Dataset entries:
— BEGIN —

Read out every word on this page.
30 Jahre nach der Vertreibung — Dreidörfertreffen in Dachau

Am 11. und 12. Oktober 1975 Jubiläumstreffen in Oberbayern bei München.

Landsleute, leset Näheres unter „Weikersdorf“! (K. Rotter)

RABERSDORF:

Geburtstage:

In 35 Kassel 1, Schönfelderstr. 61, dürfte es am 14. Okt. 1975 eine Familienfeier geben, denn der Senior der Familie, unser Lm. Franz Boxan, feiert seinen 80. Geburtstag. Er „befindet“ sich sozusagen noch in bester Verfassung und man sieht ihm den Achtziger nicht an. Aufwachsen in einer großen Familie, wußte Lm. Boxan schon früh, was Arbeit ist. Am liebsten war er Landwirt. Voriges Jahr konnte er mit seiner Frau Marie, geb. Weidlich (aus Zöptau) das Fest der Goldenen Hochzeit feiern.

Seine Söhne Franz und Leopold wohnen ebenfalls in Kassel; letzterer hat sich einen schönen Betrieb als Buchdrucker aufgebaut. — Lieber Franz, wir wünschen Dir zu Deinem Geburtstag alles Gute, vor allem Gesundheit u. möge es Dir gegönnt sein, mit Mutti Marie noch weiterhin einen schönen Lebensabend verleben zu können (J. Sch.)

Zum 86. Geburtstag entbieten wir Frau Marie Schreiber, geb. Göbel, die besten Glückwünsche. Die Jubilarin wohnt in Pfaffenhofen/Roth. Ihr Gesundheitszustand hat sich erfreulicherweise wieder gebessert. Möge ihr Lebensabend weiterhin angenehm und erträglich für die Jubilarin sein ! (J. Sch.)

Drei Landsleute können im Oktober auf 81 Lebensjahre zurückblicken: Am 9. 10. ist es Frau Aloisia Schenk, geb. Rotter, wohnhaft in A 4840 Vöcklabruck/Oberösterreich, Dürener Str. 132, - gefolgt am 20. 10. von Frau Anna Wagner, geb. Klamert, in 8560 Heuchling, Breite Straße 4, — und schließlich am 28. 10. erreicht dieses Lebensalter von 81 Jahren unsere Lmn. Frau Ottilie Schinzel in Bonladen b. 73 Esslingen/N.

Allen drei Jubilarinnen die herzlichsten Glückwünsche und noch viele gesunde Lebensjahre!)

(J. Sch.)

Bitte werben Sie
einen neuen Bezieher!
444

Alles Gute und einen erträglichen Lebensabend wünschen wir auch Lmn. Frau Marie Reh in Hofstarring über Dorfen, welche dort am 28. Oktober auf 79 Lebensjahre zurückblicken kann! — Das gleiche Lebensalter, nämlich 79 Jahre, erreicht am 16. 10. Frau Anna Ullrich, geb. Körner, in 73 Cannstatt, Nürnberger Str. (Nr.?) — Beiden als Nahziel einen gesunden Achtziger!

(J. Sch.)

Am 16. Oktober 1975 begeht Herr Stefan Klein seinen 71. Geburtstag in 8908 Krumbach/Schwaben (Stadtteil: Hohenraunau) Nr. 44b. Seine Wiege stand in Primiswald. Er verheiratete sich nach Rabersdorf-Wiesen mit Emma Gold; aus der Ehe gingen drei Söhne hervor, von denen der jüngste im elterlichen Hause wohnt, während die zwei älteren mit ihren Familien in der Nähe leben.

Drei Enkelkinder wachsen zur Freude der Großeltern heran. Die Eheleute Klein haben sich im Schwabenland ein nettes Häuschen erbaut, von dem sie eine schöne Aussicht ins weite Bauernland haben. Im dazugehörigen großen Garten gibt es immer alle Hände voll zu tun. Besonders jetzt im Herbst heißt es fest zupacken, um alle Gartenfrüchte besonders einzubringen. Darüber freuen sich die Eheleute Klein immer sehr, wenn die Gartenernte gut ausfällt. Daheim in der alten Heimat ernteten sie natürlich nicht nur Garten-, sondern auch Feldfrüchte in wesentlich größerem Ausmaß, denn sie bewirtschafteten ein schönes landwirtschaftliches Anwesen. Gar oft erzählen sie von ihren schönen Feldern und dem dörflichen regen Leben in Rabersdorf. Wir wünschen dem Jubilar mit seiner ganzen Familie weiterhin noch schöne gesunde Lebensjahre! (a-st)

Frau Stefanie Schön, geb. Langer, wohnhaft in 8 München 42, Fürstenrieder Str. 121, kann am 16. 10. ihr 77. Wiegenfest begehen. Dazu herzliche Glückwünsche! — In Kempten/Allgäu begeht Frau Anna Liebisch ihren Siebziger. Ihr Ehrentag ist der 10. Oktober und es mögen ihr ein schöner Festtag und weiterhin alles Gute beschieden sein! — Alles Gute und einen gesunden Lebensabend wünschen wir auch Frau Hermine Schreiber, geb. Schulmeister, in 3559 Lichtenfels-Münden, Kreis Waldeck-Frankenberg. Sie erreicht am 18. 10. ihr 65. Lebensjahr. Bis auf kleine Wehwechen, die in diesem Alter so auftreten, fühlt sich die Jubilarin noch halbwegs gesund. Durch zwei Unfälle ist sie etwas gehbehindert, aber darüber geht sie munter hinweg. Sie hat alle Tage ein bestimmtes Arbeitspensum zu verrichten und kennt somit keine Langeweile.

— END —

▸ **Work to be completed**:
Extract, word for word, each line of the listing above.

▸ **Correct result**:
Read out every word on this page.
30 Jahre nach der Vertreibung — Dreidörfertreffen in Dachau

Am 11. und 12. Oktober 1975 Jubiläumstreffen in Oberbayern bei München.

Landsleute, leset Näheres unter „Weikersdorf“! (K. Rotter)

RABERSDORF:

Geburtstage:

In 35 Kassel 1, Schönfelderstr. 61, dürfte es am 14. Okt. 1975 eine Familienfeier geben, denn der Senior der Familie, unser Lm. Franz Boxan, feiert seinen 80. Geburtstag. Er „befindet“ sich sozusagen noch in bester Verfassung und man sieht ihm den Achtziger nicht an. Aufwachsen in einer großen Familie, wußte Lm. Boxan schon früh, was Arbeit ist. Am liebsten war er Landwirt. Voriges Jahr konnte er mit seiner Frau Marie, geb. Weidlich (aus Zöptau) das Fest der Goldenen Hochzeit feiern.

Seine Söhne Franz und Leopold wohnen ebenfalls in Kassel; letzterer hat sich einen schönen Betrieb als Buchdrucker aufgebaut. — Lieber Franz, wir wünschen Dir zu Deinem Geburtstag alles Gute, vor allem Gesundheit u. möge es Dir gegönnt sein, mit Mutti Marie noch weiterhin einen schönen Lebensabend verleben zu können (J. Sch.)

Zum 86. Geburtstag entbieten wir Frau Marie Schreiber, geb. Göbel, die besten Glückwünsche. Die Jubilarin wohnt in Pfaffenhofen/Roth. Ihr Gesundheitszustand hat sich erfreulicherweise wieder gebessert. Möge ihr Lebensabend weiterhin angenehm und erträglich für die Jubilarin sein ! (J. Sch.)

Drei Landsleute können im Oktober auf 81 Lebensjahre zurückblicken: Am 9. 10. ist es Frau Aloisia Schenk, geb. Rotter, wohnhaft in A 4840 Vöcklabruck/Oberösterreich, Dürener Str. 132, - gefolgt am 20. 10. von Frau Anna Wagner, geb. Klamert, in 8560 Heuchling, Breite Straße 4, — und schließlich am 28. 10. erreicht dieses Lebensalter von 81 Jahren unsere Lmn. Frau Ottilie Schinzel in Bonladen b. 73 Esslingen/N.

Allen drei Jubilarinnen die herzlichsten Glückwünsche und noch viele gesunde Lebensjahre!)

(J. Sch.)

Bitte werben Sie
einen neuen Bezieher!
444

Alles Gute und einen erträglichen Lebensabend wünschen wir auch Lmn. Frau Marie Reh in Hofstarring über Dorfen, welche dort am 28. Oktober auf 79 Lebensjahre zurückblicken kann! — Das gleiche Lebensalter, nämlich 79 Jahre, erreicht am 16. 10. Frau Anna Ullrich, geb. Körner, in 73 Cannstatt, Nürnberger Str. (Nr.?) — Beiden als Nahziel einen gesunden Achtziger!

(J. Sch.)

Am 16. Oktober 1975 begeht Herr Stefan Klein seinen 71. Geburtstag in 8908 Krumbach/Schwaben (Stadtteil: Hohenraunau) Nr. 44b. Seine Wiege stand in Primiswald. Er verheiratete sich nach Rabersdorf-Wiesen mit Emma Gold; aus der Ehe gingen drei Söhne hervor, von denen der jüngste im elterlichen Hause wohnt, während die zwei älteren mit ihren Familien in der Nähe leben.

Drei Enkelkinder wachsen zur Freude der Großeltern heran. Die Eheleute Klein haben sich im Schwabenland ein nettes Häuschen erbaut, von dem sie eine schöne Aussicht ins weite Bauernland haben. Im dazugehörigen großen Garten gibt es immer alle Hände voll zu tun. Besonders jetzt im Herbst heißt es fest zupacken, um alle Gartenfrüchte besonders einzubringen. Darüber freuen sich die Eheleute Klein immer sehr, wenn die Gartenernte gut ausfällt. Daheim in der alten Heimat ernteten sie natürlich nicht nur Garten-, sondern auch Feldfrüchte in wesentlich größerem Ausmaß, denn sie bewirtschafteten ein schönes landwirtschaftliches Anwesen. Gar oft erzählen sie von ihren schönen Feldern und dem dörflichen regen Leben in Rabersdorf. Wir wünschen dem Jubilar mit seiner ganzen Familie weiterhin noch schöne gesunde Lebensjahre! (a-st)

Frau Stefanie Schön, geb. Langer, wohnhaft in 8 München 42, Fürstenrieder Str. 121, kann am 16. 10. ihr 77. Wiegenfest begehen. Dazu herzliche Glückwünsche! — In Kempten/Allgäu begeht Frau Anna Liebisch ihren Siebziger. Ihr Ehrentag ist der 10. Oktober und es mögen ihr ein schöner Festtag und weiterhin alles Gute beschieden sein! — Alles Gute und einen gesunden Lebensabend wünschen wir auch Frau Hermine Schreiber, geb. Schulmeister, in 3559 Lichtenfels-Münden, Kreis Waldeck-Frankenberg. Sie erreicht am 18. 10. ihr 65. Lebensjahr. Bis auf kleine Wehwechen, die in diesem Alter so auftreten, fühlt sich die Jubilarin noch halbwegs gesund. Durch zwei Unfälle ist sie etwas gehbehindert, aber darüber geht sie munter hinweg. Sie hat alle Tage ein bestimmtes Arbeitspensum zu verrichten und kennt somit keine Langeweile.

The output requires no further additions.